→ **MATERIAL TO PROCESS**
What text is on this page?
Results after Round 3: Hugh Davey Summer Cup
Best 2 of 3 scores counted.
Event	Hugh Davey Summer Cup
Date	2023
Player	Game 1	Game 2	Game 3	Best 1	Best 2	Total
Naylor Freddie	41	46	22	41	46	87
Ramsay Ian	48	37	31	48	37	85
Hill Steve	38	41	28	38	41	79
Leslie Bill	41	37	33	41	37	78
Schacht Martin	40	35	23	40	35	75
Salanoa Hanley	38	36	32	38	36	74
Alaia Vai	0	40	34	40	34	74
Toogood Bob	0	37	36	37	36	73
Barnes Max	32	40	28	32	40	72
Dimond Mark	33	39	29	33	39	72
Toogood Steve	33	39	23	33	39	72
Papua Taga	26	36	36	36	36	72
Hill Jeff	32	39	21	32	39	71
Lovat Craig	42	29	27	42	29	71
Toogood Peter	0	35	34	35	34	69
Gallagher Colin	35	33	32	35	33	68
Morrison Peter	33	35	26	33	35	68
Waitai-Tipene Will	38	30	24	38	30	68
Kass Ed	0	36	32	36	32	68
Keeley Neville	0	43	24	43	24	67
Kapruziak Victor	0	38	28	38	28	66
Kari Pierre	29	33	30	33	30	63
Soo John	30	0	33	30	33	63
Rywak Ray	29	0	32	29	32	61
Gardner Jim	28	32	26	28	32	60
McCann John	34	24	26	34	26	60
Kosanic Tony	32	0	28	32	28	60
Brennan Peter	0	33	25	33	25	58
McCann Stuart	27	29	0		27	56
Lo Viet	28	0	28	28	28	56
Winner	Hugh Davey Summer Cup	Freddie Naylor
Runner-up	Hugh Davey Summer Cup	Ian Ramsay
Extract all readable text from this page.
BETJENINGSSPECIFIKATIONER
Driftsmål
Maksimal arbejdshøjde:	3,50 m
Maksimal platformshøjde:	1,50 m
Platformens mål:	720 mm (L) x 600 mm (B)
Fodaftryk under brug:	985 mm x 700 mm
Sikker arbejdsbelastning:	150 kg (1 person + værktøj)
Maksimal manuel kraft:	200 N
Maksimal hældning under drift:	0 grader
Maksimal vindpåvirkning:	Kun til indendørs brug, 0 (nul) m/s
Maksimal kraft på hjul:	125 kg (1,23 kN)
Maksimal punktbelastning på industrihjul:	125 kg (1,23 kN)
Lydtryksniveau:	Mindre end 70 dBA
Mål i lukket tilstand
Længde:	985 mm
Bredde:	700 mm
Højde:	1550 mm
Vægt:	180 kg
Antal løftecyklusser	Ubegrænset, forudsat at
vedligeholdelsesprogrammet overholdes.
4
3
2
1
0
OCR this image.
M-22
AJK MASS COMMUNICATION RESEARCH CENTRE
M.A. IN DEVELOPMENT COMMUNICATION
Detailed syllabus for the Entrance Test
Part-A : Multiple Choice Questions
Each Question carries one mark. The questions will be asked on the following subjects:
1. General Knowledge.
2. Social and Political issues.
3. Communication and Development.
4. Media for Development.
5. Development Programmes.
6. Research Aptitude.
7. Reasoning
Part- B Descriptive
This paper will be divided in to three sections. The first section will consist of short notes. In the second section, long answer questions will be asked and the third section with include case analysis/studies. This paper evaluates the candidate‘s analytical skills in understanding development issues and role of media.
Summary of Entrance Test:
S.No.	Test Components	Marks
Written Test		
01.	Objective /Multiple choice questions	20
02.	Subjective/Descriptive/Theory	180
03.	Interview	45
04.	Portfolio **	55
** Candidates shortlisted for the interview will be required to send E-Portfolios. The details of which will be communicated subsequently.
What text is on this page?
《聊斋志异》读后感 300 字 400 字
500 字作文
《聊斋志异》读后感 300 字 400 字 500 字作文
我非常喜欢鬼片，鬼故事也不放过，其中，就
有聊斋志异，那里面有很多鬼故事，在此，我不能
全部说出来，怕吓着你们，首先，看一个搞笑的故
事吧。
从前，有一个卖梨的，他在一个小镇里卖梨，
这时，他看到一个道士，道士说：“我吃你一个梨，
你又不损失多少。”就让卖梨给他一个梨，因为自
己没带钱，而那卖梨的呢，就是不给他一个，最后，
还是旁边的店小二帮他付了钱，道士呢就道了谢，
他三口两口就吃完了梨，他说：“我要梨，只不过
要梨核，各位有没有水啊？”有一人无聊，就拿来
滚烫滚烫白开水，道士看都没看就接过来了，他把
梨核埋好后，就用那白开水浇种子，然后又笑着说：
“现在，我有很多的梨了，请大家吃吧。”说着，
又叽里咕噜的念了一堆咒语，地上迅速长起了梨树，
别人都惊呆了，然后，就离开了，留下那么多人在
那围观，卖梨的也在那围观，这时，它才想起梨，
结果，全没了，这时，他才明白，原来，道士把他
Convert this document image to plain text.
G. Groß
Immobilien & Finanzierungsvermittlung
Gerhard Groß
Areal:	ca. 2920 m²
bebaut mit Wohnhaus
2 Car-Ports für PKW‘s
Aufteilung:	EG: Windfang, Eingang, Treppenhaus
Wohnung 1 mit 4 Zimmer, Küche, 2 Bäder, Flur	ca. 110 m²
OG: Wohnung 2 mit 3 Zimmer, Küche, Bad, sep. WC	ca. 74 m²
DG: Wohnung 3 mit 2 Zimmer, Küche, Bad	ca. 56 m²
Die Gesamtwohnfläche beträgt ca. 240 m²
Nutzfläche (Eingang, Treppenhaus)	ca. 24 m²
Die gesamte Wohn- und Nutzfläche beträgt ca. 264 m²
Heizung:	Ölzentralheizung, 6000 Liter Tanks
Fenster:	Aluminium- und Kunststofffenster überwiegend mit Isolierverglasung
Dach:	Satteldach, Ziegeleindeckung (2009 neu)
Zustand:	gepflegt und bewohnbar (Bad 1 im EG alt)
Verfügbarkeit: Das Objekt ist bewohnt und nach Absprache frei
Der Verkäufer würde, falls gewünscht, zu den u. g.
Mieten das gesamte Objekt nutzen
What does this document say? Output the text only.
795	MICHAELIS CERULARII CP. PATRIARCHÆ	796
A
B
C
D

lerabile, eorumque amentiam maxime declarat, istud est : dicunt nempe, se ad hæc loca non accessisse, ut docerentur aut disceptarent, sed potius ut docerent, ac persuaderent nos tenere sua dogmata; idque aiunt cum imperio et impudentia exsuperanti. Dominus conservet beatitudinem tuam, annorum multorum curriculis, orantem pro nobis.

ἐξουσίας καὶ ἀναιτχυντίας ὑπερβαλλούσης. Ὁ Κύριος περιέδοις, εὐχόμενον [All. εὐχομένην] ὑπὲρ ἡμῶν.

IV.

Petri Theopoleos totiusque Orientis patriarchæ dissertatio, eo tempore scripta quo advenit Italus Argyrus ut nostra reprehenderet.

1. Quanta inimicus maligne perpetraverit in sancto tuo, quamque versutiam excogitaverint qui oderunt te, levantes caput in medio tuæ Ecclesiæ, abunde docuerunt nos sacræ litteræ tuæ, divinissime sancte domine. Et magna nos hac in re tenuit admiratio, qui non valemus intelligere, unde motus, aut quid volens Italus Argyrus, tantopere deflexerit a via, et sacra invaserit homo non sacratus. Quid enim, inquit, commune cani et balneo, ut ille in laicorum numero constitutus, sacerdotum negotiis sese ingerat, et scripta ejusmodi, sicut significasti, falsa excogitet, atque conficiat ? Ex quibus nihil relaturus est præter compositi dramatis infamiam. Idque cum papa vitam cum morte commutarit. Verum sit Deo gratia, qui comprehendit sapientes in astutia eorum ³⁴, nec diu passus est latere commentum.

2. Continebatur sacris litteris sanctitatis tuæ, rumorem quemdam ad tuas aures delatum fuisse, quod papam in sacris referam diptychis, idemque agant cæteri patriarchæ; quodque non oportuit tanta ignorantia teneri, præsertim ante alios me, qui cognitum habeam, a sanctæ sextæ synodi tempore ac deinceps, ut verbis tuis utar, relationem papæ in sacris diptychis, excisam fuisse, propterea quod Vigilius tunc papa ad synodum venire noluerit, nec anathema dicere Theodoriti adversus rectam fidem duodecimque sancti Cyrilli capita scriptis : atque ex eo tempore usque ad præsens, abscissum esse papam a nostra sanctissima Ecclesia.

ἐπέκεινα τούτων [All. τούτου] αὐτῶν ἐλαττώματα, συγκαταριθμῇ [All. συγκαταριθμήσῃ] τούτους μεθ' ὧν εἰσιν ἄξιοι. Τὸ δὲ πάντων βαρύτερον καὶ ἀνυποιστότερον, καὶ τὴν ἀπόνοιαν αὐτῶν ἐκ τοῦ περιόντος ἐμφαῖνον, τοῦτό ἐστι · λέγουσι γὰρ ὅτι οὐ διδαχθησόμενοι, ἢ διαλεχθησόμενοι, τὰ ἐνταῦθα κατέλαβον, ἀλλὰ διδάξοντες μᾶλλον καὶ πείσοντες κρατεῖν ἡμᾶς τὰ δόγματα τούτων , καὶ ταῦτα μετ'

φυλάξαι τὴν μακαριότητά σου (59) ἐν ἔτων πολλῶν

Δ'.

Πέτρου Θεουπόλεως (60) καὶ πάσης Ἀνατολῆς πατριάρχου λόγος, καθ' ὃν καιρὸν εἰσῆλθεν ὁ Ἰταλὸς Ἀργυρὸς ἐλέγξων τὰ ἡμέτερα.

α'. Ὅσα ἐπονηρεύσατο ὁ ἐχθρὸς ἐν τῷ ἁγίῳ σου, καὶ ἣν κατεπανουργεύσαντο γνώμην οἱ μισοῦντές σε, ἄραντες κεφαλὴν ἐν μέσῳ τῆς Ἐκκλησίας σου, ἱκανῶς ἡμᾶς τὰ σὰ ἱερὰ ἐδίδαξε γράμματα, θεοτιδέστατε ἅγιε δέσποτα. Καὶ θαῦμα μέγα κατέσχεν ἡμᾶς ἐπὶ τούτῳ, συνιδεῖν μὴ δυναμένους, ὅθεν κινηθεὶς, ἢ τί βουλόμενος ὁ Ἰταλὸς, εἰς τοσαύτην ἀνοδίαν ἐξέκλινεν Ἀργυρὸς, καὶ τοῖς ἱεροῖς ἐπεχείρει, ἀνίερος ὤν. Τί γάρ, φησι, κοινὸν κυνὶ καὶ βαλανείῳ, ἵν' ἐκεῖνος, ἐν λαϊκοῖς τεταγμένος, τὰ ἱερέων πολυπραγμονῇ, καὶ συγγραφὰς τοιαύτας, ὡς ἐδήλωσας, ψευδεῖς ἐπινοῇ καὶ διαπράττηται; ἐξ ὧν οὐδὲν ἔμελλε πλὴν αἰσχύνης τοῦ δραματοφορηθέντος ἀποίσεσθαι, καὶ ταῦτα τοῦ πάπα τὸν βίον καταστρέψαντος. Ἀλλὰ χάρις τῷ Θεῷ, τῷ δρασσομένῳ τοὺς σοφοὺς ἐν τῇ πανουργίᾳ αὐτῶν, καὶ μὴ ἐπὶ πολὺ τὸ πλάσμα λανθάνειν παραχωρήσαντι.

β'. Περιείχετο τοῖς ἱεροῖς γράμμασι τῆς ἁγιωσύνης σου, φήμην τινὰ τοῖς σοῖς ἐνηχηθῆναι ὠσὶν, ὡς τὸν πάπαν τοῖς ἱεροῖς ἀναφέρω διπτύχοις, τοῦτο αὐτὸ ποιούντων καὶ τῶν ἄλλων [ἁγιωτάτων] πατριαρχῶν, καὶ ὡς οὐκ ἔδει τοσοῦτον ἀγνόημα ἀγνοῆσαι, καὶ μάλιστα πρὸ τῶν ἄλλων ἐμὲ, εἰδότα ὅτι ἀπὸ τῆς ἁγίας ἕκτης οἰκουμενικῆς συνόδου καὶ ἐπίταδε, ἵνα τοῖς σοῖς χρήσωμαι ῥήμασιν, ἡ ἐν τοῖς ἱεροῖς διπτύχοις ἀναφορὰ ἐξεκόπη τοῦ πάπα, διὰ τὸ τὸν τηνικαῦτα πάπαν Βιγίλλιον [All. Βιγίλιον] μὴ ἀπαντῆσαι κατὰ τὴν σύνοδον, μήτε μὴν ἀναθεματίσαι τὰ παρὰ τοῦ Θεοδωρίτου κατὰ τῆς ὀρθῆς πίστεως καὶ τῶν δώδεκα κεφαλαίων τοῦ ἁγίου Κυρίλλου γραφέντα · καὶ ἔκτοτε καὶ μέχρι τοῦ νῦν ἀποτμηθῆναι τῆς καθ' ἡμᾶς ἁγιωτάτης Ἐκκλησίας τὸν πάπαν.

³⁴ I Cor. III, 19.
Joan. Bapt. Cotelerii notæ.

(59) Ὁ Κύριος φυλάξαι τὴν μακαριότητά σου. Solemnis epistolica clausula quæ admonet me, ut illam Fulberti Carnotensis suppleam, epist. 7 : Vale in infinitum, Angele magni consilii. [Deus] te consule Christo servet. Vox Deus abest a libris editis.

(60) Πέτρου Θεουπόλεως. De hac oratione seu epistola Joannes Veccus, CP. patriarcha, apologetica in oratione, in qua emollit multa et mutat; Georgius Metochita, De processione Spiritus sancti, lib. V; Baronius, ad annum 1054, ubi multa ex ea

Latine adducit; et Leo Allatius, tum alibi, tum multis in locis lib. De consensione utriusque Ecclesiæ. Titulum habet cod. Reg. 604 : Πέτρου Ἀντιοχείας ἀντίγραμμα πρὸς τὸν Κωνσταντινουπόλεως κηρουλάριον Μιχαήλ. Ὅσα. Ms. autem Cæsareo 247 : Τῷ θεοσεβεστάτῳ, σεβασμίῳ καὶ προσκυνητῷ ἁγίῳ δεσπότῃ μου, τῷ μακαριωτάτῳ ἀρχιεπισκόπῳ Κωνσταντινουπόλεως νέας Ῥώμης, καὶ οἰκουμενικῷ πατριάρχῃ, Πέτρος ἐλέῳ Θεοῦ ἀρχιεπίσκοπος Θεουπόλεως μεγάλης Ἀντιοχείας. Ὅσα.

→ **TASK INSTRUCTIONS**
Go through the listing above and locate each line that holds the word "Nutzfläche". Copy those lines.

→ **TASK RESULT**
Nutzfläche (Eingang, Treppenhaus)	ca. 24 m²
Die gesamte Wohn- und Nutzfläche beträgt ca. 264 m²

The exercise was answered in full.